----- Text shown -----
Games

'Orcs Must Die 3' Review: Sometimes More of the Same Is a Blessing

Forty hours of pure enjoyment in a video game is rare.
OMD

Orcs Must Die 3, like all previous Orcs Must Die games, centers on killing orcs and other sundry fantasy creatures. They spill out from entry points and the player has to place traps along their route in order to kill them before they enter the mystical Rift that connects the human world with the rotted one that’s full of orcs. It’s simple tower defense. It is one of the best video games I have ever played.

Advertisement

I have a strange relationship with the Orcs Must Die franchise. I think they are beautiful and exquisite operation machines, the thing of pulse-pounding action that every blockbuster action game wants me to think it is. They reward planning and, at the same time, quick thinking and skill. To me, they induce an absolutely ideal biochemical cocktail. But I also do not linger on them. I play them once, and do some co-op play, and then I am out. I don’t linger, and if I had to dig, I would assume that is because some part of me doesn’t want to run the magic out.

I’ve put about 20 hours into Orcs Must Die 3, and that’s enough time to play through both the base and expansion campaigns and dip into some of the bonus modes like Scramble and Endless. I am still hankering to play more, meaning that I might double my time here before losing interest, and that’s praise. Forty hours of pure enjoyment in a video game is rare for me, especially ones that boast about lengths longer than that to finish the plot or main content.

The real meat-and-potatoes of these games is their traps and how they fit into their levels. As you progress through the game, you have to constantly figure out new ways to impede orcs from getting into your Rift, and the design of specific levels will often throw a wrench into the gears of your tried-and-true strategy. Dependency on ceiling traps, like a swinging mace, will stop working when you’re having to route enemies through the open air. Enemies like gnolls will ignore routing barricades to destroy placed archers, foiling the best laid plans. Heavy enemies like trolls and ogres cannot be flipped off the edge of the map using a spring trap. Each level, and each part of that level’s architecture, puts bounds on how you have to prepare for wave after wave of orcs.

Advertisement

As for other modes, the classic Endless mode makes another appearance here, giving you wave after wave of enemies until they overwhelm your paltry defenses. This mode can be dangerous⁠—my co-op partner and I played one level for nearly three hours, constantly seeing if we could get through yet another wave of ever-more-tough creatures, to the point where our hands were cramping and our pretty powerful gaming PCs were dropping down to 20 frames per second due to how many enemies were on the screen. We did, briefly, become the 4th best players of that level worldwide. It was not worth it.

A new mode, Scramble, is the roguelikeification of Orcs Must Die. Players have a single stockpile of Rift points that they must protect across five levels, and at each step they must choose new buffs (like more damage from their weapons) against debuffs (like making trap costs go up). It is a very good way to spend an hour, and making hard choices about how debuffs is a good way to figure out your own strengths and weaknesses in the game.
-----
What the task asks » Rewrite the Orcs Must Die 3 review from "Forty hours of pure enjoyment in a video game is rare." up to and including "have ever played.", changing "tower defense" to "strategy gaming".
----- Material supplied -----
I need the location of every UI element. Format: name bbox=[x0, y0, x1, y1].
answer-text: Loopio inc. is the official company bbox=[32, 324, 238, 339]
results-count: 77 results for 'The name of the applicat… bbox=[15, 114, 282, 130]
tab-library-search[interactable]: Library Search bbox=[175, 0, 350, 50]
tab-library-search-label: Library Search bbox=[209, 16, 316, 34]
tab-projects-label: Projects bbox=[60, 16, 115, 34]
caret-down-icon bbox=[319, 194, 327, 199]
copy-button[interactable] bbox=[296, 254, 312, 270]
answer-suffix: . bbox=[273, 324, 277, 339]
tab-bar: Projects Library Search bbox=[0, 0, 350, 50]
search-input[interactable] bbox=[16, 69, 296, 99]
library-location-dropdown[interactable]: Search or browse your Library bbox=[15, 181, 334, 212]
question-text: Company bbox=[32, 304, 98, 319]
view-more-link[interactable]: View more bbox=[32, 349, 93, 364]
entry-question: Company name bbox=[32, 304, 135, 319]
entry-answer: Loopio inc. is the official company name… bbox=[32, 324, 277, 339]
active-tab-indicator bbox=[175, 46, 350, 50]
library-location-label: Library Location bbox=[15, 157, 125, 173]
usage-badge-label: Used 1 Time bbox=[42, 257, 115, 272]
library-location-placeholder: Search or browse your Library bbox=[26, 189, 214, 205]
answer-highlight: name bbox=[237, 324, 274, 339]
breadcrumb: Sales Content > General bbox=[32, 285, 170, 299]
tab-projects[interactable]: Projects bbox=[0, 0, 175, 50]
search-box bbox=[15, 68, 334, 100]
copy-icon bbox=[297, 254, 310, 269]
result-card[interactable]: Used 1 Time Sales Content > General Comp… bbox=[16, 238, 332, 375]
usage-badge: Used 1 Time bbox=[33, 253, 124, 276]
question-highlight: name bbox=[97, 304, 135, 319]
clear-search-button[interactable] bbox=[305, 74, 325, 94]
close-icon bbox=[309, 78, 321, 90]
-----
Solution to this exercise »
Forty hours of pure enjoyment in a video game is rare.
OMD

Orcs Must Die 3, like all previous Orcs Must Die games, centers on killing orcs and other sundry fantasy creatures. They spill out from entry points and the player has to place traps along their route in order to kill them before they enter the mystical Rift that connects the human world with the rotted one that’s full of orcs. It’s simple strategy gaming. It is one of the best video games I have ever played.